What is needed » Every line of the data that contains the string "structured" must be copied.
===== Entries provided
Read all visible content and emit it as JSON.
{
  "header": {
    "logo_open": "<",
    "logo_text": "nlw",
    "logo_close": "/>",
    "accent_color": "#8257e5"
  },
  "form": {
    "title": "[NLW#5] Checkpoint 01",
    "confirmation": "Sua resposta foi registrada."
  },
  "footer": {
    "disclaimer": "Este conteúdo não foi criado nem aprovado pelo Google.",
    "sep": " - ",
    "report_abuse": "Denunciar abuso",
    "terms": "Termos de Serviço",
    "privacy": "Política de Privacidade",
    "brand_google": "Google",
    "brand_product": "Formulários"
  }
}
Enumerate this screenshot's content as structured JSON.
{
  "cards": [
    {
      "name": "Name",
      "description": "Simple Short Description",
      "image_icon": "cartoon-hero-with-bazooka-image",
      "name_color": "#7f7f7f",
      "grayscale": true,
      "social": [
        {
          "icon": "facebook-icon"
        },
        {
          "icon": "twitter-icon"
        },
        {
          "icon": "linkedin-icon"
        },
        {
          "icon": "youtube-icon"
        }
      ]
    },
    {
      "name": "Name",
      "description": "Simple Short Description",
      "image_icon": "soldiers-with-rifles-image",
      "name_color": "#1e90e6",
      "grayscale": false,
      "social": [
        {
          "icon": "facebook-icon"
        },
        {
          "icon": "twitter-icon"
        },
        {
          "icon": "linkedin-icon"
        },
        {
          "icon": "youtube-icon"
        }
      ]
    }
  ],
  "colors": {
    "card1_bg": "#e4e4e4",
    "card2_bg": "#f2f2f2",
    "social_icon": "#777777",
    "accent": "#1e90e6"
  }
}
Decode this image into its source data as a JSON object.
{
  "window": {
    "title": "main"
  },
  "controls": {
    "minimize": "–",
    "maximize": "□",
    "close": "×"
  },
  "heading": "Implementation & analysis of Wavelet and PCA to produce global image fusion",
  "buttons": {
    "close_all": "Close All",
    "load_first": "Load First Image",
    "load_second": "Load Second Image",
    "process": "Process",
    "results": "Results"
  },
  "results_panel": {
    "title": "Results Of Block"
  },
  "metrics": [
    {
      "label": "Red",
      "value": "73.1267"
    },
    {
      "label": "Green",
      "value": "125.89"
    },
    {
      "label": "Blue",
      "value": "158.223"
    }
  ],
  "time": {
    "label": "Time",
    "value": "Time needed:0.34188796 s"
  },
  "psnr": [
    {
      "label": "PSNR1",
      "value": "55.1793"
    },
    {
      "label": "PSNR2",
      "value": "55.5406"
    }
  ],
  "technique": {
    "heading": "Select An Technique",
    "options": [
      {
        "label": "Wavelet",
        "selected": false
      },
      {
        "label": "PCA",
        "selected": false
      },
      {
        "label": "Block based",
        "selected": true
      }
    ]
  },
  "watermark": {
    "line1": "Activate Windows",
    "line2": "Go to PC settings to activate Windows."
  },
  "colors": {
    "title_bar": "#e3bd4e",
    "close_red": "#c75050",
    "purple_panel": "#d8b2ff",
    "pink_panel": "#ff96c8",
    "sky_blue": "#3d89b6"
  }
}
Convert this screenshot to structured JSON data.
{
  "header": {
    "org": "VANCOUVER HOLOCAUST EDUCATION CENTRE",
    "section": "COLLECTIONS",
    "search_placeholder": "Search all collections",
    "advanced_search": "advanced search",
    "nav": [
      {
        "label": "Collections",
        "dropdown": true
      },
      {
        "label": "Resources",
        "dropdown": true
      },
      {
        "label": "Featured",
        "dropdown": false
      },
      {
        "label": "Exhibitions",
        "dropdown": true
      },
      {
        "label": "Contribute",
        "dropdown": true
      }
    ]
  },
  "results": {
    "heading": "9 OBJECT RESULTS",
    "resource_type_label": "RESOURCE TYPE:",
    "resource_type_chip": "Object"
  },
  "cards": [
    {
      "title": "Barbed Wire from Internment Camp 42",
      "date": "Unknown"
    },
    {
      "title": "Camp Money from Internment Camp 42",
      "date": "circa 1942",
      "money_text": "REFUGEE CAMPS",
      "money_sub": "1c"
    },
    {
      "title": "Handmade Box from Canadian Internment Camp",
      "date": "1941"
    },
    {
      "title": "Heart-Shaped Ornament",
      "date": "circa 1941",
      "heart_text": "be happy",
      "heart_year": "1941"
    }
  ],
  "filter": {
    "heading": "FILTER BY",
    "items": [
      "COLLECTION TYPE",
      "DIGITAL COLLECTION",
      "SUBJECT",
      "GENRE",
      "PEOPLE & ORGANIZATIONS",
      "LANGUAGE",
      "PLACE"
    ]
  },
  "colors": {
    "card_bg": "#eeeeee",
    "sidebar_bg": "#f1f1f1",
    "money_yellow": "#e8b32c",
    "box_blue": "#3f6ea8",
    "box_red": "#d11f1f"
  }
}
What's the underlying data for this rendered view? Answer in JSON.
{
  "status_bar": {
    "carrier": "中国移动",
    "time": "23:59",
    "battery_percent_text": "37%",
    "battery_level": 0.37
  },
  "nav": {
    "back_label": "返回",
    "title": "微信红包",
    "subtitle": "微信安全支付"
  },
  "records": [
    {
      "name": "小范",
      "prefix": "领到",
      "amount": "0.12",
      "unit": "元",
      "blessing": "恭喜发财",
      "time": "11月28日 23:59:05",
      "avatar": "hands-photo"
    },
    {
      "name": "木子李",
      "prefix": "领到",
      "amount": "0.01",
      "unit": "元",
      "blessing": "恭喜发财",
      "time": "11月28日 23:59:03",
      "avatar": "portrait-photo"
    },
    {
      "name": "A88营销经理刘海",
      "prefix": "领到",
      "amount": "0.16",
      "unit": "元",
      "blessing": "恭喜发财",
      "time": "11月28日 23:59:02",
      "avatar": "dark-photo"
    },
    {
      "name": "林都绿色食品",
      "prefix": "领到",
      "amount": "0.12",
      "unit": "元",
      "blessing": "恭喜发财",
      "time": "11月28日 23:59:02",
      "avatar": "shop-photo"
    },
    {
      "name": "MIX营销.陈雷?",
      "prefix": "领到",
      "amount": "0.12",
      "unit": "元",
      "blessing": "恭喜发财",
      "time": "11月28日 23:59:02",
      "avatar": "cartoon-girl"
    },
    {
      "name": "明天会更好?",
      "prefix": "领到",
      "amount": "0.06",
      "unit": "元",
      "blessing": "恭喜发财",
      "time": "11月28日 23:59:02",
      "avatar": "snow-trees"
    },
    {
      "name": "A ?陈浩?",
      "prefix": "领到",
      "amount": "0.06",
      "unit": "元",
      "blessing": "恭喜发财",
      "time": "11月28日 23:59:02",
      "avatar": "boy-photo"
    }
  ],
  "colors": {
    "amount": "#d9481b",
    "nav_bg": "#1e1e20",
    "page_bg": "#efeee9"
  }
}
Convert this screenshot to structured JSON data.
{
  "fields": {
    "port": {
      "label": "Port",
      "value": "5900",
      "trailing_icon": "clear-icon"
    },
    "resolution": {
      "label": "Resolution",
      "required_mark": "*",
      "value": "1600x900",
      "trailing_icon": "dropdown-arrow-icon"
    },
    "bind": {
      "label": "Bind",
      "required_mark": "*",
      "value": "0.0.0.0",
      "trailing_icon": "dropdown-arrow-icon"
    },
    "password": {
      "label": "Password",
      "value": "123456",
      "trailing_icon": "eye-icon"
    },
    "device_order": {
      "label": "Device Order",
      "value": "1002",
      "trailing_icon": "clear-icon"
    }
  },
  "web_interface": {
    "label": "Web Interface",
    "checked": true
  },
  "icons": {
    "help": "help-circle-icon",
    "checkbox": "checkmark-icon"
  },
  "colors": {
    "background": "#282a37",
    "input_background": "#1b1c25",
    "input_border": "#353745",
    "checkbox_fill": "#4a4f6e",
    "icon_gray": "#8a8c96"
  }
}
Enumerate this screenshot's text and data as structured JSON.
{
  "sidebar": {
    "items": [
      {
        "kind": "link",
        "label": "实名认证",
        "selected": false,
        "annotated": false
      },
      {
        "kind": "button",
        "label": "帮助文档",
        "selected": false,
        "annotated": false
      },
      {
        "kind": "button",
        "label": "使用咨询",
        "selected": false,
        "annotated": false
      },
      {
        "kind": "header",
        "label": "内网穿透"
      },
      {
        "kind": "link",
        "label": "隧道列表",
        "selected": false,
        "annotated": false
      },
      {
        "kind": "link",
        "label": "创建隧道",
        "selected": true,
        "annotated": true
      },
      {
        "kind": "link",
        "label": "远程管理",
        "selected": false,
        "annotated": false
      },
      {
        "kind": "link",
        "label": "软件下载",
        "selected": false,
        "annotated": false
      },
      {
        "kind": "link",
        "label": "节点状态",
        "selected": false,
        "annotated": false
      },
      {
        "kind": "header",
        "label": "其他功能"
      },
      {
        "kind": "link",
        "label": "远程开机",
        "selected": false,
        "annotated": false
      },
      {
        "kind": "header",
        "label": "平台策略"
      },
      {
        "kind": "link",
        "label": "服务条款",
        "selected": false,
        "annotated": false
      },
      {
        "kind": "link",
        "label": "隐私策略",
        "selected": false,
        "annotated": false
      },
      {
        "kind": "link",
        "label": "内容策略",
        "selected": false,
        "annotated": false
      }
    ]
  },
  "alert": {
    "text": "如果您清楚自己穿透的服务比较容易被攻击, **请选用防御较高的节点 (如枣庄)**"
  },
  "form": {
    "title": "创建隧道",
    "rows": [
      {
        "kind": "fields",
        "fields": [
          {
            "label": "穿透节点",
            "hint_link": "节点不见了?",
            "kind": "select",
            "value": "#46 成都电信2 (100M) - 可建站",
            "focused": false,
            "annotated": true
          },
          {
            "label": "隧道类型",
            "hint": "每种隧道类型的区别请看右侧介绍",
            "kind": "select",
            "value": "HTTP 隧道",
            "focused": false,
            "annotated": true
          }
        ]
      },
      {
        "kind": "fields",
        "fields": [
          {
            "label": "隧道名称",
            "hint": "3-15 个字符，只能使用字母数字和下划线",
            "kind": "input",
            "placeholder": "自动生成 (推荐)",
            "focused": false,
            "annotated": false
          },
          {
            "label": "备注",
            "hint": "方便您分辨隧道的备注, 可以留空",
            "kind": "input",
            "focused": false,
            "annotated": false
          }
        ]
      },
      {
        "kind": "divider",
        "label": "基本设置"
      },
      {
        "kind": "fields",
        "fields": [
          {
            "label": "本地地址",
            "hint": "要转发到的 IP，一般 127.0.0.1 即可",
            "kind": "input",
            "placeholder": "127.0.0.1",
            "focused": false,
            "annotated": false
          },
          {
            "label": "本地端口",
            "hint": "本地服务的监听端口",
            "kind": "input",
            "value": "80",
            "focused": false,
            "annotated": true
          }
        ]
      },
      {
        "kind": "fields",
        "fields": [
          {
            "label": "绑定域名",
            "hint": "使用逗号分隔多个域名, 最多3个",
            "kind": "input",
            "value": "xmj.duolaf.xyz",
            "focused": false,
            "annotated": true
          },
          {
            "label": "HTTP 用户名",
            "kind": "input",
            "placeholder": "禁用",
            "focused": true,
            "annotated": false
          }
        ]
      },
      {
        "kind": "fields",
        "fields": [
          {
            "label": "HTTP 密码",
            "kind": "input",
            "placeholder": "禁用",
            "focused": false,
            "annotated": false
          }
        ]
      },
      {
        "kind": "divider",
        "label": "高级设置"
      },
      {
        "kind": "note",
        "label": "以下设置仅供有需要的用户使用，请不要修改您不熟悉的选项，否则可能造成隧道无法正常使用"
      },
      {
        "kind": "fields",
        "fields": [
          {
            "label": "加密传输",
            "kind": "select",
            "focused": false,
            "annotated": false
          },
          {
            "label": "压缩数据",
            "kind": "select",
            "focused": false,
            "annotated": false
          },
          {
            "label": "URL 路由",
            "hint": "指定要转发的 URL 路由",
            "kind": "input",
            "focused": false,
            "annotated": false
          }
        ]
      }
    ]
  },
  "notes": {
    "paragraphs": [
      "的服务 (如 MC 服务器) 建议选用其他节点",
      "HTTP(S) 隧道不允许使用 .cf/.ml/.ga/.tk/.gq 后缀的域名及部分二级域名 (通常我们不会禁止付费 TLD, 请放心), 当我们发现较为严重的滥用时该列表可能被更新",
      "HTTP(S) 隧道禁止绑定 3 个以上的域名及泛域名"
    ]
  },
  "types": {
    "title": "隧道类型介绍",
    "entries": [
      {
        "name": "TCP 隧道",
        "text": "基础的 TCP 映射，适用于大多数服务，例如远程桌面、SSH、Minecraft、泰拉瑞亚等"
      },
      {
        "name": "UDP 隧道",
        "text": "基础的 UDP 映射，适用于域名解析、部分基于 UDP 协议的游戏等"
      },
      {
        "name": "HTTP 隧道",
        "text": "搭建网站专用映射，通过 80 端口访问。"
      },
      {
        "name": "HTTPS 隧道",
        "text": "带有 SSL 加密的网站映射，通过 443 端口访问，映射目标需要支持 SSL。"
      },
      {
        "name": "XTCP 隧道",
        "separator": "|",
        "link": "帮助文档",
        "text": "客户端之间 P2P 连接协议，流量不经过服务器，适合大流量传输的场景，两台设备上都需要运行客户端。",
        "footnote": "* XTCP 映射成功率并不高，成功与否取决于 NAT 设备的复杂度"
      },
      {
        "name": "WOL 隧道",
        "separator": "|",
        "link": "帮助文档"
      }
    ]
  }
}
==========
Response to this exercise »
Enumerate this screenshot's content as structured JSON.
Convert this screenshot to structured JSON data.
Convert this screenshot to structured JSON data.
Enumerate this screenshot's text and data as structured JSON.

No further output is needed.